WHAT THE TASK REQUIRES:
Give back the full material, exactly as it reads.

(Extracts from a graphics dataset)
============

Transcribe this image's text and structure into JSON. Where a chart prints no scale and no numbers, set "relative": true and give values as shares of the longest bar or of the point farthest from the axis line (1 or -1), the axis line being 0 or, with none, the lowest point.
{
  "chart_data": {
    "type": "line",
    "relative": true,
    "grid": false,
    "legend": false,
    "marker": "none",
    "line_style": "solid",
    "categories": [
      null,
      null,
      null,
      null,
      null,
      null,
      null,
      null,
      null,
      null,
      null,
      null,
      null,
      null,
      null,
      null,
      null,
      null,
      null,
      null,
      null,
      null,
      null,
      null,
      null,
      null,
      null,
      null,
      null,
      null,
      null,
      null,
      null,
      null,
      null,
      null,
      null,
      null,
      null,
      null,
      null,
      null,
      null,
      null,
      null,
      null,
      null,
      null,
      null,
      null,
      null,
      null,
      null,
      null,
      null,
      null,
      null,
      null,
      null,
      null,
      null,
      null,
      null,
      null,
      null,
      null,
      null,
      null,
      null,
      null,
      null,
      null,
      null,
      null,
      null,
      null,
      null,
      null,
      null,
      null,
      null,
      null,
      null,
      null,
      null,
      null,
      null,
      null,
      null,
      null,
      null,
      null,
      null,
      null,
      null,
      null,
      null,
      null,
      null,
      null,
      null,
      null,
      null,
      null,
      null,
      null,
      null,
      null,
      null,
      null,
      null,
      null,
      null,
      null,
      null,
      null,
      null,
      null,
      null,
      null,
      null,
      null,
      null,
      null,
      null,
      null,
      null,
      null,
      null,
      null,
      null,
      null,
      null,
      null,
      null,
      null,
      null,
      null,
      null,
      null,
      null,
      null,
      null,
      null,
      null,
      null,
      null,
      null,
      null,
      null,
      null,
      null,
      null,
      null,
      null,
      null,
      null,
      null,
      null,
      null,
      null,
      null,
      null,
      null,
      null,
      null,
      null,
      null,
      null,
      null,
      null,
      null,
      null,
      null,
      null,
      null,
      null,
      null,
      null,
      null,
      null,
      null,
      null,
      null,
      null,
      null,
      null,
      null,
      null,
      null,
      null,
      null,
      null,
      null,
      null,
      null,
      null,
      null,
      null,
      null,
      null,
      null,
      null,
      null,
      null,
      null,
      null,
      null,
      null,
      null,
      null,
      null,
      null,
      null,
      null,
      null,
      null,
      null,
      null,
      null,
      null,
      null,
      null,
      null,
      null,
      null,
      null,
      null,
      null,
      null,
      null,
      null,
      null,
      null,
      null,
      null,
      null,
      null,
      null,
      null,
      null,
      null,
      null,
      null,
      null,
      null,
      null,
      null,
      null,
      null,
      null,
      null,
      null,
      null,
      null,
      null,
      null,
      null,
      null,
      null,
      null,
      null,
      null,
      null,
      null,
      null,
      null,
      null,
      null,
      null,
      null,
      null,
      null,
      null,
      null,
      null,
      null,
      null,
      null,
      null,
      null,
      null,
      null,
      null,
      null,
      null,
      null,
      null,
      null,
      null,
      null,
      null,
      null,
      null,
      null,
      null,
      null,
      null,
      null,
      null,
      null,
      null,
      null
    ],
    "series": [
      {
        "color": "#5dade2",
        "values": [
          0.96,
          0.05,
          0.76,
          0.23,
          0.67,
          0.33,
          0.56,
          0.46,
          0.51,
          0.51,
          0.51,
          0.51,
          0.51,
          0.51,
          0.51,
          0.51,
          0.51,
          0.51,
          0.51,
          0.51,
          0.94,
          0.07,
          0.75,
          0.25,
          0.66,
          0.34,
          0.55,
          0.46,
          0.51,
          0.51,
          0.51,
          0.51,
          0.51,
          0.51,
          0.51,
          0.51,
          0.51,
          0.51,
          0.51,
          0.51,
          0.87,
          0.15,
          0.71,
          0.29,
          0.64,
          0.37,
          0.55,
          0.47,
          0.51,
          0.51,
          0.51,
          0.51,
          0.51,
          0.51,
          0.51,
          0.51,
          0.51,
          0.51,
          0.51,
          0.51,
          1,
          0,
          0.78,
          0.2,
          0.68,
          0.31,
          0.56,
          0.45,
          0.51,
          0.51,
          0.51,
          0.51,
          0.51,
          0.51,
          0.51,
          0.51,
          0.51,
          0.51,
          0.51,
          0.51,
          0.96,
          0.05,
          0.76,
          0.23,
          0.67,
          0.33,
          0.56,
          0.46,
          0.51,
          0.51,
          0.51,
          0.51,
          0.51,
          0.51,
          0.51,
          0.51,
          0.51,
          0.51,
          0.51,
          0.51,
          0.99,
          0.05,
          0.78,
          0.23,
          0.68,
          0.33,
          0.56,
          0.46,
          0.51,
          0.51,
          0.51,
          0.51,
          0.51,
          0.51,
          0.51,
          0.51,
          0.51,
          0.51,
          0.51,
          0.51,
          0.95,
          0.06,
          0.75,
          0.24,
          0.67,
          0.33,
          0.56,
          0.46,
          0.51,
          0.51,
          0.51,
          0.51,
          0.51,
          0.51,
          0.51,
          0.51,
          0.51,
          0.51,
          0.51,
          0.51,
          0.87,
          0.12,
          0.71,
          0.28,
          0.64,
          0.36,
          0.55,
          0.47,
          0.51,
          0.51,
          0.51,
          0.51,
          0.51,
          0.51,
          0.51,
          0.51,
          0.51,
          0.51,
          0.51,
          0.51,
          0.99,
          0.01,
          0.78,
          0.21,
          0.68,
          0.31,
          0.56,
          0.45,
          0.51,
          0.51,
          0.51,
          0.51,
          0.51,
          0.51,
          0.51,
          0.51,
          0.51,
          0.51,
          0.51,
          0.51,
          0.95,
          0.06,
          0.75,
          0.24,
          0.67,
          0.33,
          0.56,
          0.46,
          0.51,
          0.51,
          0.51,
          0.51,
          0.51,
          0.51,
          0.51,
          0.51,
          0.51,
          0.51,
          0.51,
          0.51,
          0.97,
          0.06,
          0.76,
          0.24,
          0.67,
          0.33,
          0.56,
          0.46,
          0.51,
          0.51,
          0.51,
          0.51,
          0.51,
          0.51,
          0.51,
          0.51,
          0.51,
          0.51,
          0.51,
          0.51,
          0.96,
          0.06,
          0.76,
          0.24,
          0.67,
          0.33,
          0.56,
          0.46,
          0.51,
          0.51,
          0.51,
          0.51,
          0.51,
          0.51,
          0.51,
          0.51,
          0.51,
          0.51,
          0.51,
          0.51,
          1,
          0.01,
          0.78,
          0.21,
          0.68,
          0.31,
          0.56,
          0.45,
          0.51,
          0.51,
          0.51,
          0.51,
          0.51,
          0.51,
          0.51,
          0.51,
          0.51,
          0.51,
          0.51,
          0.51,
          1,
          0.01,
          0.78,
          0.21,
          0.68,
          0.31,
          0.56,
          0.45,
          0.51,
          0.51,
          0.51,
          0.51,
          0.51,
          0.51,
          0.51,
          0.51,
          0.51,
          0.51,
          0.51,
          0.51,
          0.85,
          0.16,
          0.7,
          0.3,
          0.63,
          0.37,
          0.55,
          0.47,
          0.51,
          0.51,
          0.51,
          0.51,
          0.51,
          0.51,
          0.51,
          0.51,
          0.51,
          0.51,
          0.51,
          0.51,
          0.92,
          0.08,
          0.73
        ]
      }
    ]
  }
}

============

OUTPUT OF THE TASK:
Transcribe this image's text and structure into JSON. Where a chart prints no scale and no numbers, set "relative": true and give values as shares of the longest bar or of the point farthest from the axis line (1 or -1), the axis line being 0 or, with none, the lowest point.
{
  "chart_data": {
    "type": "line",
    "relative": true,
    "grid": false,
    "legend": false,
    "marker": "none",
    "line_style": "solid",
    "categories": [
      null,
      null,
      null,
      null,
      null,
      null,
      null,
      null,
      null,
      null,
      null,
      null,
      null,
      null,
      null,
      null,
      null,
      null,
      null,
      null,
      null,
      null,
      null,
      null,
      null,
      null,
      null,
      null,
      null,
      null,
      null,
      null,
      null,
      null,
      null,
      null,
      null,
      null,
      null,
      null,
      null,
      null,
      null,
      null,
      null,
      null,
      null,
      null,
      null,
      null,
      null,
      null,
      null,
      null,
      null,
      null,
      null,
      null,
      null,
      null,
      null,
      null,
      null,
      null,
      null,
      null,
      null,
      null,
      null,
      null,
      null,
      null,
      null,
      null,
      null,
      null,
      null,
      null,
      null,
      null,
      null,
      null,
      null,
      null,
      null,
      null,
      null,
      null,
      null,
      null,
      null,
      null,
      null,
      null,
      null,
      null,
      null,
      null,
      null,
      null,
      null,
      null,
      null,
      null,
      null,
      null,
      null,
      null,
      null,
      null,
      null,
      null,
      null,
      null,
      null,
      null,
      null,
      null,
      null,
      null,
      null,
      null,
      null,
      null,
      null,
      null,
      null,
      null,
      null,
      null,
      null,
      null,
      null,
      null,
      null,
      null,
      null,
      null,
      null,
      null,
      null,
      null,
      null,
      null,
      null,
      null,
      null,
      null,
      null,
      null,
      null,
      null,
      null,
      null,
      null,
      null,
      null,
      null,
      null,
      null,
      null,
      null,
      null,
      null,
      null,
      null,
      null,
      null,
      null,
      null,
      null,
      null,
      null,
      null,
      null,
      null,
      null,
      null,
      null,
      null,
      null,
      null,
      null,
      null,
      null,
      null,
      null,
      null,
      null,
      null,
      null,
      null,
      null,
      null,
      null,
      null,
      null,
      null,
      null,
      null,
      null,
      null,
      null,
      null,
      null,
      null,
      null,
      null,
      null,
      null,
      null,
      null,
      null,
      null,
      null,
      null,
      null,
      null,
      null,
      null,
      null,
      null,
      null,
      null,
      null,
      null,
      null,
      null,
      null,
      null,
      null,
      null,
      null,
      null,
      null,
      null,
      null,
      null,
      null,
      null,
      null,
      null,
      null,
      null,
      null,
      null,
      null,
      null,
      null,
      null,
      null,
      null,
      null,
      null,
      null,
      null,
      null,
      null,
      null,
      null,
      null,
      null,
      null,
      null,
      null,
      null,
      null,
      null,
      null,
      null,
      null,
      null,
      null,
      null,
      null,
      null,
      null,
      null,
      null,
      null,
      null,
      null,
      null,
      null,
      null,
      null,
      null,
      null,
      null,
      null,
      null,
      null,
      null,
      null,
      null,
      null,
      null,
      null,
      null,
      null,
      null,
      null,
      null
    ],
    "series": [
      {
        "color": "#5dade2",
        "values": [
          0.96,
          0.05,
          0.76,
          0.23,
          0.67,
          0.33,
          0.56,
          0.46,
          0.51,
          0.51,
          0.51,
          0.51,
          0.51,
          0.51,
          0.51,
          0.51,
          0.51,
          0.51,
          0.51,
          0.51,
          0.94,
          0.07,
          0.75,
          0.25,
          0.66,
          0.34,
          0.55,
          0.46,
          0.51,
          0.51,
          0.51,
          0.51,
          0.51,
          0.51,
          0.51,
          0.51,
          0.51,
          0.51,
          0.51,
          0.51,
          0.87,
          0.15,
          0.71,
          0.29,
          0.64,
          0.37,
          0.55,
          0.47,
          0.51,
          0.51,
          0.51,
          0.51,
          0.51,
          0.51,
          0.51,
          0.51,
          0.51,
          0.51,
          0.51,
          0.51,
          1,
          0,
          0.78,
          0.2,
          0.68,
          0.31,
          0.56,
          0.45,
          0.51,
          0.51,
          0.51,
          0.51,
          0.51,
          0.51,
          0.51,
          0.51,
          0.51,
          0.51,
          0.51,
          0.51,
          0.96,
          0.05,
          0.76,
          0.23,
          0.67,
          0.33,
          0.56,
          0.46,
          0.51,
          0.51,
          0.51,
          0.51,
          0.51,
          0.51,
          0.51,
          0.51,
          0.51,
          0.51,
          0.51,
          0.51,
          0.99,
          0.05,
          0.78,
          0.23,
          0.68,
          0.33,
          0.56,
          0.46,
          0.51,
          0.51,
          0.51,
          0.51,
          0.51,
          0.51,
          0.51,
          0.51,
          0.51,
          0.51,
          0.51,
          0.51,
          0.95,
          0.06,
          0.75,
          0.24,
          0.67,
          0.33,
          0.56,
          0.46,
          0.51,
          0.51,
          0.51,
          0.51,
          0.51,
          0.51,
          0.51,
          0.51,
          0.51,
          0.51,
          0.51,
          0.51,
          0.87,
          0.12,
          0.71,
          0.28,
          0.64,
          0.36,
          0.55,
          0.47,
          0.51,
          0.51,
          0.51,
          0.51,
          0.51,
          0.51,
          0.51,
          0.51,
          0.51,
          0.51,
          0.51,
          0.51,
          0.99,
          0.01,
          0.78,
          0.21,
          0.68,
          0.31,
          0.56,
          0.45,
          0.51,
          0.51,
          0.51,
          0.51,
          0.51,
          0.51,
          0.51,
          0.51,
          0.51,
          0.51,
          0.51,
          0.51,
          0.95,
          0.06,
          0.75,
          0.24,
          0.67,
          0.33,
          0.56,
          0.46,
          0.51,
          0.51,
          0.51,
          0.51,
          0.51,
          0.51,
          0.51,
          0.51,
          0.51,
          0.51,
          0.51,
          0.51,
          0.97,
          0.06,
          0.76,
          0.24,
          0.67,
          0.33,
          0.56,
          0.46,
          0.51,
          0.51,
          0.51,
          0.51,
          0.51,
          0.51,
          0.51,
          0.51,
          0.51,
          0.51,
          0.51,
          0.51,
          0.96,
          0.06,
          0.76,
          0.24,
          0.67,
          0.33,
          0.56,
          0.46,
          0.51,
          0.51,
          0.51,
          0.51,
          0.51,
          0.51,
          0.51,
          0.51,
          0.51,
          0.51,
          0.51,
          0.51,
          1,
          0.01,
          0.78,
          0.21,
          0.68,
          0.31,
          0.56,
          0.45,
          0.51,
          0.51,
          0.51,
          0.51,
          0.51,
          0.51,
          0.51,
          0.51,
          0.51,
          0.51,
          0.51,
          0.51,
          1,
          0.01,
          0.78,
          0.21,
          0.68,
          0.31,
          0.56,
          0.45,
          0.51,
          0.51,
          0.51,
          0.51,
          0.51,
          0.51,
          0.51,
          0.51,
          0.51,
          0.51,
          0.51,
          0.51,
          0.85,
          0.16,
          0.7,
          0.3,
          0.63,
          0.37,
          0.55,
          0.47,
          0.51,
          0.51,
          0.51,
          0.51,
          0.51,
          0.51,
          0.51,
          0.51,
          0.51,
          0.51,
          0.51,
          0.51,
          0.92,
          0.08,
          0.73
        ]
      }
    ]
  }
}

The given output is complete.